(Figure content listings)
::::::

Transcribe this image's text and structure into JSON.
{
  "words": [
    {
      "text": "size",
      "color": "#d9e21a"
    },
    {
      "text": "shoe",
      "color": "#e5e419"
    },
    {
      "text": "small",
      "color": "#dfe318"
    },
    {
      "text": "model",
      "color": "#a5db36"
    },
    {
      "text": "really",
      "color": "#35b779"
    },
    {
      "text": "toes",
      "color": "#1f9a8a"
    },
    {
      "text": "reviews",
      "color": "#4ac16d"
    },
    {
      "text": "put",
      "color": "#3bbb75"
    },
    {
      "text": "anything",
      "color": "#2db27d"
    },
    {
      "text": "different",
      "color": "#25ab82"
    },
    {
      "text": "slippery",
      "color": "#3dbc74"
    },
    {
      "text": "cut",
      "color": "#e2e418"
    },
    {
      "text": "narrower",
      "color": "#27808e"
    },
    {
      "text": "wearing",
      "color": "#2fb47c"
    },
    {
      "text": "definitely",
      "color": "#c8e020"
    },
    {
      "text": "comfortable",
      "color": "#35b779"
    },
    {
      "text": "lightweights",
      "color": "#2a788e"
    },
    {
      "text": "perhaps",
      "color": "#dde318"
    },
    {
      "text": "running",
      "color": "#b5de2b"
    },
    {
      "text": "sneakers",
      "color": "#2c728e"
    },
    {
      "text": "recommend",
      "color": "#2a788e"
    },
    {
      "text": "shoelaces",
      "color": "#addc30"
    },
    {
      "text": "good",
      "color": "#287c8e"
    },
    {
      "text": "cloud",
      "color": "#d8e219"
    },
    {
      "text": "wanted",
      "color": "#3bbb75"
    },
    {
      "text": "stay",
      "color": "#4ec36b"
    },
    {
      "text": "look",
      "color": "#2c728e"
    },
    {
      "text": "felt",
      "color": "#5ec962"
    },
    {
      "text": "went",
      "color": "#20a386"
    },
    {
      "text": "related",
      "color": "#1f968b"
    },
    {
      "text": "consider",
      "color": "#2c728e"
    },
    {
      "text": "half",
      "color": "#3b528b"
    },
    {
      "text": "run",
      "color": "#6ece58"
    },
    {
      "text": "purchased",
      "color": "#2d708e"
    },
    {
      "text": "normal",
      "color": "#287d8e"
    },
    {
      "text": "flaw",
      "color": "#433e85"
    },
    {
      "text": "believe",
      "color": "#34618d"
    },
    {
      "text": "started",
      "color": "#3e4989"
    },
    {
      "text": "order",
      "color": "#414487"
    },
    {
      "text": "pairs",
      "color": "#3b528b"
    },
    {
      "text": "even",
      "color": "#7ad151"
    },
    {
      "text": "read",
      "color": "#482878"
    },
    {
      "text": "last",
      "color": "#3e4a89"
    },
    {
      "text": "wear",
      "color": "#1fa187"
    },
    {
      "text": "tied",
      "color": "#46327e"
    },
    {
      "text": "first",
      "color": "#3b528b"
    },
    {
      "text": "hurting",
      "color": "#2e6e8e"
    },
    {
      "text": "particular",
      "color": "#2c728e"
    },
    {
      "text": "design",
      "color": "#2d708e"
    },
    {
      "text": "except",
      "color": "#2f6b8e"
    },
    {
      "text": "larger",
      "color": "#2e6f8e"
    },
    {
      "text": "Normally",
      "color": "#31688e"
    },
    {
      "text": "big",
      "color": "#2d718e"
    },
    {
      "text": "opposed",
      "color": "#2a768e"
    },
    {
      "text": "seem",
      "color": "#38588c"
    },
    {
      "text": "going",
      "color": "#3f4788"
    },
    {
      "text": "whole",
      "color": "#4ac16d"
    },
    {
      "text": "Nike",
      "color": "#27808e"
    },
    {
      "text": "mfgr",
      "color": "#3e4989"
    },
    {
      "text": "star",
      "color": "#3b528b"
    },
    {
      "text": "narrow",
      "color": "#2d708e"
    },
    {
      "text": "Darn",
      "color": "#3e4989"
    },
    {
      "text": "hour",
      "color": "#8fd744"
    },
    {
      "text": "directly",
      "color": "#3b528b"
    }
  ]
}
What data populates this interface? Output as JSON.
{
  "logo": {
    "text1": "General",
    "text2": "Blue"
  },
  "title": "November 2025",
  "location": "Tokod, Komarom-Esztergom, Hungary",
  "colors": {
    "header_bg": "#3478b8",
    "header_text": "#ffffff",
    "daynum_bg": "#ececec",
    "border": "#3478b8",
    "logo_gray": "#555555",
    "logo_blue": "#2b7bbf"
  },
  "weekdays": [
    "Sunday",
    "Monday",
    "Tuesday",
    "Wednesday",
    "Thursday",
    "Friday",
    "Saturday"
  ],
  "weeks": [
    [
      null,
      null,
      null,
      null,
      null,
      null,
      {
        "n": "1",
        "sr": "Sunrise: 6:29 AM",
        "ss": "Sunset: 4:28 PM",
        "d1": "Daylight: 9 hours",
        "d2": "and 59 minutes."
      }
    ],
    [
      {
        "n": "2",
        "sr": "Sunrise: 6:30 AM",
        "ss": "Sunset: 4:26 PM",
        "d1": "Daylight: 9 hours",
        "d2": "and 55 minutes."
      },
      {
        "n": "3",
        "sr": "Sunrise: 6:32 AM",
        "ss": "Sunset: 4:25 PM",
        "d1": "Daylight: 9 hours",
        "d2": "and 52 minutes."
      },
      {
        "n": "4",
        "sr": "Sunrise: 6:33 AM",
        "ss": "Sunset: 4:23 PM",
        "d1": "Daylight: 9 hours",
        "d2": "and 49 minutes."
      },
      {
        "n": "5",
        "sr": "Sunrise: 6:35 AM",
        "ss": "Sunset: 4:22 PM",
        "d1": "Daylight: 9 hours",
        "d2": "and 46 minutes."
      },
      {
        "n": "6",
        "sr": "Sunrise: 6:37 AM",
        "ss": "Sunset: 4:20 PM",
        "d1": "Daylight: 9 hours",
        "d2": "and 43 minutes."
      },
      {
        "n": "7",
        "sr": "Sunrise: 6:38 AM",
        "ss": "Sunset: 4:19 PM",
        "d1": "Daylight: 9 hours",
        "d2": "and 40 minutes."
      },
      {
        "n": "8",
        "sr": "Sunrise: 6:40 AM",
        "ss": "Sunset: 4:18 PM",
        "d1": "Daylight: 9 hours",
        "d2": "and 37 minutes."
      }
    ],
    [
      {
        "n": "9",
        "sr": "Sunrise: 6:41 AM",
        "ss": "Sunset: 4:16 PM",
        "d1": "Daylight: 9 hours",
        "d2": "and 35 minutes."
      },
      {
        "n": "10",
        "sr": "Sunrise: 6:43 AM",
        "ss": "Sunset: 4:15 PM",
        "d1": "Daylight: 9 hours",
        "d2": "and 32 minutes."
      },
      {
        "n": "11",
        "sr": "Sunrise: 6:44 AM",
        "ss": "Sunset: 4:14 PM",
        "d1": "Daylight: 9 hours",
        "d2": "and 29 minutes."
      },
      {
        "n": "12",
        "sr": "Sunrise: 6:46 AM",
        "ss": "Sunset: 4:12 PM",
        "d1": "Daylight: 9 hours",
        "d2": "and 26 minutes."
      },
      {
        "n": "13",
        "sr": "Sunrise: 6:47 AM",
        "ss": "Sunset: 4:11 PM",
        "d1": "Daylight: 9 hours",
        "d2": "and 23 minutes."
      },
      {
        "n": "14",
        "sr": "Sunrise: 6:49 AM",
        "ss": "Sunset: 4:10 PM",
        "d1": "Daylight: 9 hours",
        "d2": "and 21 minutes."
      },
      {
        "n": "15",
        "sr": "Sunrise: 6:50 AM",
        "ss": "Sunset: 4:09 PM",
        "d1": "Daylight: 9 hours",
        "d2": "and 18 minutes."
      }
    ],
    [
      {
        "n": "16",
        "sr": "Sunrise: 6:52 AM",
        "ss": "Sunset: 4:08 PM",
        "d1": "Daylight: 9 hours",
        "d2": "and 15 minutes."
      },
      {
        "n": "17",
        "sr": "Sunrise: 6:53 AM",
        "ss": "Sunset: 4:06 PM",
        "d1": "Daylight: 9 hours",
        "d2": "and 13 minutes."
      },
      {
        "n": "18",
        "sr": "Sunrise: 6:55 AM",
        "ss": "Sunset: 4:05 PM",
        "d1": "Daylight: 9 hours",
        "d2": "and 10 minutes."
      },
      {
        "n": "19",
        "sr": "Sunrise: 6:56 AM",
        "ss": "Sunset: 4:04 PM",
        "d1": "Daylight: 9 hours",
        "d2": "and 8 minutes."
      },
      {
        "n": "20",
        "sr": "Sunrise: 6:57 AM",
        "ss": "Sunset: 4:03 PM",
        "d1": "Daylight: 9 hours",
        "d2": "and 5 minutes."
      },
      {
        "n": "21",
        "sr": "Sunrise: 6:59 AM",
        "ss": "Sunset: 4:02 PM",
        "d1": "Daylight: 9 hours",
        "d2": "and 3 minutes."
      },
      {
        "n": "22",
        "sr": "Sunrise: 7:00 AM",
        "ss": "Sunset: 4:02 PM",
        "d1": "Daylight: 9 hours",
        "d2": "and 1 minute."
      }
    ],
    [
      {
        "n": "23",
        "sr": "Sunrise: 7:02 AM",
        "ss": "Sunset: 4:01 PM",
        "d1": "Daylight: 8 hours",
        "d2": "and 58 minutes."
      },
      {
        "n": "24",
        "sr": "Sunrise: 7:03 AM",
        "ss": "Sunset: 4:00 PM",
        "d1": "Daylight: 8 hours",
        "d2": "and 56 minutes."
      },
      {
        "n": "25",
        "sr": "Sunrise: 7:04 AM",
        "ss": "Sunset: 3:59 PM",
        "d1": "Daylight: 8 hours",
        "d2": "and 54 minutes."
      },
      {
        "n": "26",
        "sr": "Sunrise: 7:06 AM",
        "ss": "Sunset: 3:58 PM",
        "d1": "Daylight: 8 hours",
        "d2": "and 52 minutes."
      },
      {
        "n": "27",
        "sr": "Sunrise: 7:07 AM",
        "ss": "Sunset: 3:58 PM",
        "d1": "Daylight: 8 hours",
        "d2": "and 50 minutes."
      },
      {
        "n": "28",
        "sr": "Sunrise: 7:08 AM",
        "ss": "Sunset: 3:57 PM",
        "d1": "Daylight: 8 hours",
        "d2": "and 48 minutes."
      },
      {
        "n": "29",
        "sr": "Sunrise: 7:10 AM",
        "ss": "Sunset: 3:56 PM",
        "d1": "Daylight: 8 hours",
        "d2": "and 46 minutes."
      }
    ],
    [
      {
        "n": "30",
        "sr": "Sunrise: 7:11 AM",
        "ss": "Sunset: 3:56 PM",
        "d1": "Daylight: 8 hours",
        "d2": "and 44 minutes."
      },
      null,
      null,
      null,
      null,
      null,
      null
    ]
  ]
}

::::::

Gather all lines with the string "this" from the data.

• _ANSWER IN FULL_:
Transcribe this image's text and structure into JSON.
What data populates this interface? Output as JSON.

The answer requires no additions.